==== Vorliegender Auszug ====
# C++: Mit mehreren Threads programmieren?



## GR-Thunderstorm (21. März 2010)

Ich hoffe, dass die Frage jetzt nicht zu komplex ist, aber wie kann ich in meinen Code schreiben, welcher CPU-Kern welche Berechnung übernehmen soll?
Beispiel: Wie könnte ich alle 4 Kerne jeweils für sich die Fakultät von 200 berechnen lassen?
Bisher kann ich mit VC++ leider nur einen CPU-Kern alles machen lassen.


----------



## bingo88 (21. März 2010)

Neben den nativen Methoden (Winapi in der MSDN nachgucken, falls du für Windows entwickelst). Ansonsten kann ich dir openMP empfehlen.


----------



## GR-Thunderstorm (21. März 2010)

Ok, danke, ich schaue es mir mal an.


----------



## Bauer87 (22. März 2010)
==== Datensatzeinträge ====
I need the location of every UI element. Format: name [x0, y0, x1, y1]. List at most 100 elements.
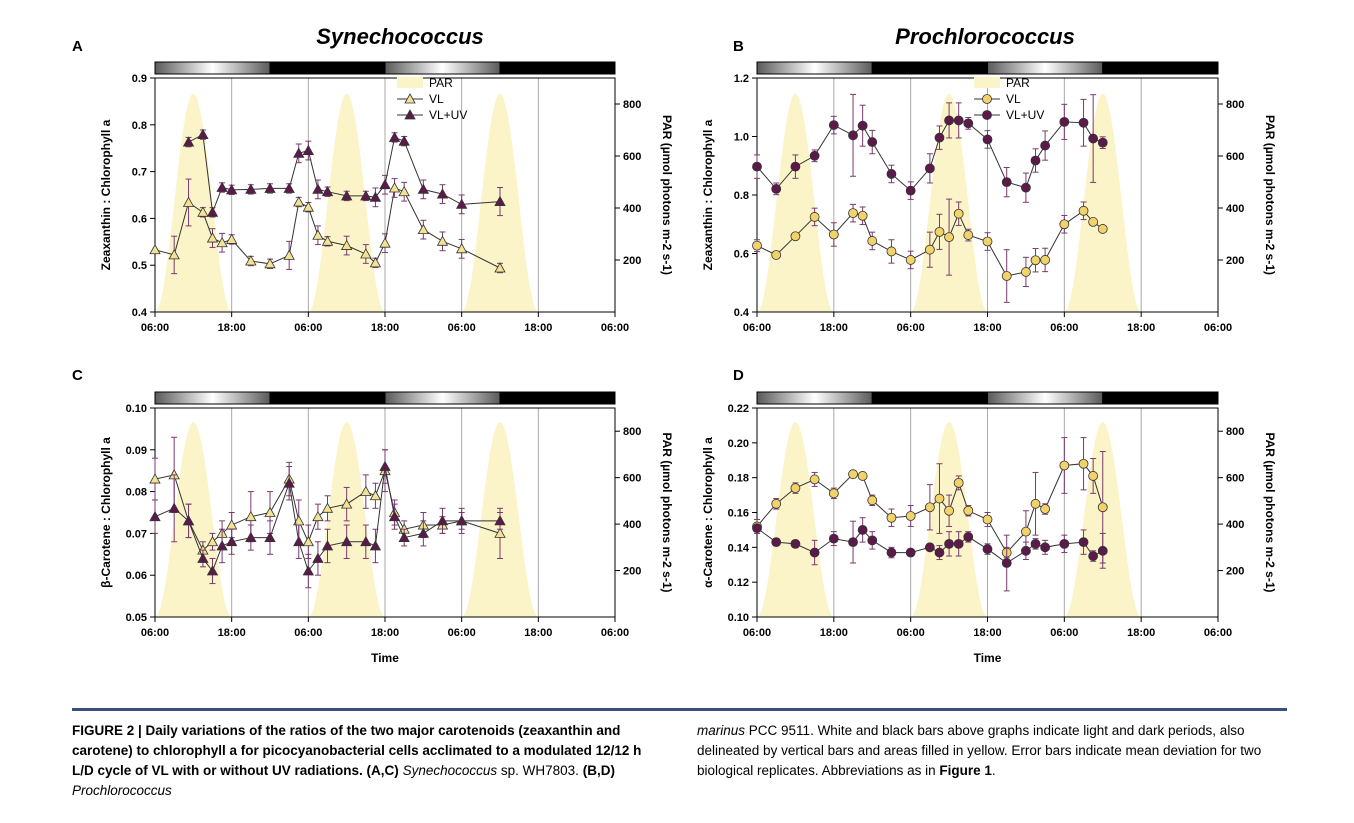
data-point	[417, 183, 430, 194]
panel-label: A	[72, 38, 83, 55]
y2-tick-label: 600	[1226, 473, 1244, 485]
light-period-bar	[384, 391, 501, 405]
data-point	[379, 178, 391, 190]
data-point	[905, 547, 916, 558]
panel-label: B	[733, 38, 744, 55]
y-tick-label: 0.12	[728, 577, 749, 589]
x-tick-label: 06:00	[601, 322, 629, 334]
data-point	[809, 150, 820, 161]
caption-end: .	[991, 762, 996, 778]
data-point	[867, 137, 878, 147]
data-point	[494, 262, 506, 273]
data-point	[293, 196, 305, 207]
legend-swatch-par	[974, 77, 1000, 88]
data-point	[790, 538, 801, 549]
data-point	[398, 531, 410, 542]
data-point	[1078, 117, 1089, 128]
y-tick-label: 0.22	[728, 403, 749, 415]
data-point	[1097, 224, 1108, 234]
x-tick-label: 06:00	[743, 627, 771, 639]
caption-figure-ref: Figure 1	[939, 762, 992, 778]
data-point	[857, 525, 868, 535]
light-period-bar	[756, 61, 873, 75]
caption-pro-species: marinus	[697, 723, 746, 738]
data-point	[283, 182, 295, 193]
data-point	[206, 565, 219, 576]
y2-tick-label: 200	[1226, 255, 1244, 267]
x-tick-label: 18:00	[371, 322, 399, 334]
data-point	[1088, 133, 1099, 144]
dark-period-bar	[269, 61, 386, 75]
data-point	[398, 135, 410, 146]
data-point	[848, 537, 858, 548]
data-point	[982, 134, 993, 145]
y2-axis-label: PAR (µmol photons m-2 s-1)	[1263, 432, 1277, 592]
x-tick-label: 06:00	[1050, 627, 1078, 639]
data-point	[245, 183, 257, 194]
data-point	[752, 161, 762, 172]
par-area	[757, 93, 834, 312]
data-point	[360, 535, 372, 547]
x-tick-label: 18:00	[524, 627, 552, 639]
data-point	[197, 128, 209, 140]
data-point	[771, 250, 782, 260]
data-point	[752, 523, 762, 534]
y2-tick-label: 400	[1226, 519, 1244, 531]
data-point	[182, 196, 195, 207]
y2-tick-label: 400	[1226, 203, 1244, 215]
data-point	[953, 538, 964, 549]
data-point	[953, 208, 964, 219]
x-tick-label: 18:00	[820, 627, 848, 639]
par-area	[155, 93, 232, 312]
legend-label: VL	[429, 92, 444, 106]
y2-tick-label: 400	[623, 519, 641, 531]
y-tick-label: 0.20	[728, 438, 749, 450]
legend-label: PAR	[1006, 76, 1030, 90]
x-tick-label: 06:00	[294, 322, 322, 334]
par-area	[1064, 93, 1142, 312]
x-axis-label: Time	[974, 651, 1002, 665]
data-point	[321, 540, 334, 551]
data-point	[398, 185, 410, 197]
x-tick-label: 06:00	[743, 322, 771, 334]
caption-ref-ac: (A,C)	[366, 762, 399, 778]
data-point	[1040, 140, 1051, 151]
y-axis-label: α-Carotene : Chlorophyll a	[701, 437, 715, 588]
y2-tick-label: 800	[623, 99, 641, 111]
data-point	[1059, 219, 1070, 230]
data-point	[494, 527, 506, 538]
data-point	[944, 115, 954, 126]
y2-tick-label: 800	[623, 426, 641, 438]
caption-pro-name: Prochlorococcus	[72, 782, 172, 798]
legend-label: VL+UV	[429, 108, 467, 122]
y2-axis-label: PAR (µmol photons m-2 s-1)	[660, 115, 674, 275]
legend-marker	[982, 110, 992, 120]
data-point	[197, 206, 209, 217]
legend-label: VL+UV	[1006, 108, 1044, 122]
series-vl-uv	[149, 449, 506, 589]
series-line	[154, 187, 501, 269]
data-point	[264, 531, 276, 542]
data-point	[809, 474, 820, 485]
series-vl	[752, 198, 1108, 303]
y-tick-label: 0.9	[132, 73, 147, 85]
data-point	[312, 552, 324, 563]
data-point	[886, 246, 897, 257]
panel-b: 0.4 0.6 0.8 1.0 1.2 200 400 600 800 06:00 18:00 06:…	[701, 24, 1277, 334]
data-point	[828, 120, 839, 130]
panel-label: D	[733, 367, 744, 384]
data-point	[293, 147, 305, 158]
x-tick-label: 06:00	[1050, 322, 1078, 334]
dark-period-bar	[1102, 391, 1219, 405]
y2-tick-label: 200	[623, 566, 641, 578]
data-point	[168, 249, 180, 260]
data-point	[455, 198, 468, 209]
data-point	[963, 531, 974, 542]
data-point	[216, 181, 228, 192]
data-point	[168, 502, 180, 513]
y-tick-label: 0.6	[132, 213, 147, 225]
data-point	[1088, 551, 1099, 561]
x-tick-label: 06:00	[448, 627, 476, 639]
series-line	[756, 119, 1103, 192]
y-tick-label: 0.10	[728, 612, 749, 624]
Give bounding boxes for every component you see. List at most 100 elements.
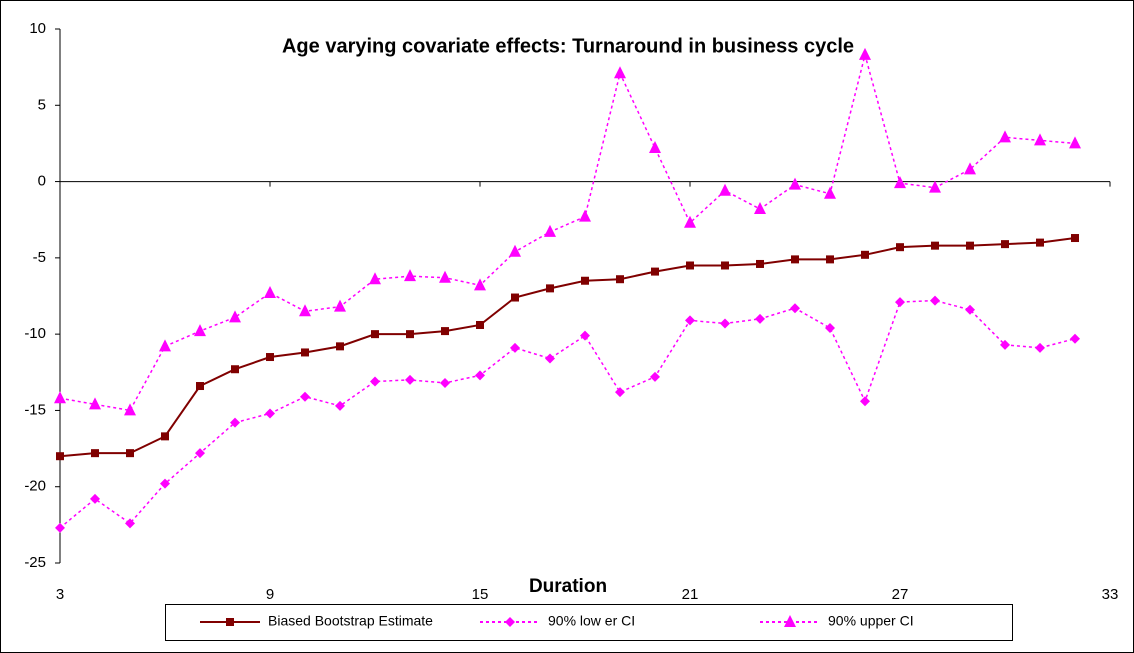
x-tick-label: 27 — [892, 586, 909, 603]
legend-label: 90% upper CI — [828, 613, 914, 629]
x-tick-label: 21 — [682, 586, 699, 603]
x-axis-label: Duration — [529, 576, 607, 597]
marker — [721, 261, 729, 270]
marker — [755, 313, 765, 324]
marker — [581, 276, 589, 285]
====
* _Aufgaben_:
**1)** Was empfiehlt bingo88 in der Forendiskussion über C++ neben den nativen Methoden?
**2)** Nenne alle Benutzernamen, unter denen in der Forendiskussion über C++ Beiträge stehen. Jeder Name soll nur einmal vorkommen.
**3)** Schreib die Forendiskussion über C++ mit mehreren Threads weiter und setz direkt nach der letzten gezeigten Zeile ein.

* _Lösungen je Aufgabe_:
**1)** OpenMP.

**2)** GR-Thunderstorm, bingo88, Bauer87

**3)**
Afaik kann OpenCL auch ganz profanes Multithreading auf der CPU (also nicht nur über GPU). Das wäre vielleicht auch eine Option für dich. (Ich denke, OpenCL ist etwas schwieriger. Die Beispiele für openMP sehen ja sehr einfach aus, dafür ist es halt nicht ganz so mächtig.)


----------



## v3rtex (22. März 2010)

VC++/VB/C# kann das auch recht einfach über sog. "Background Worker"
Damit kannst du schonmal mehrere Threads erstellen.

Und irgenwo im Internet meine ich schonmal gelesehn zu haben, wie man diese anderen Cores zuweist...


----------



## GR-Thunderstorm (22. März 2010)

Ich kann mit dem Projekt erst demnächst anfangen und habe die Quellen noch nicht angeschaut.
Ist es denn damit möglich, dass man am Ende so in der Art wie in meinem Beispiel schreiben kann?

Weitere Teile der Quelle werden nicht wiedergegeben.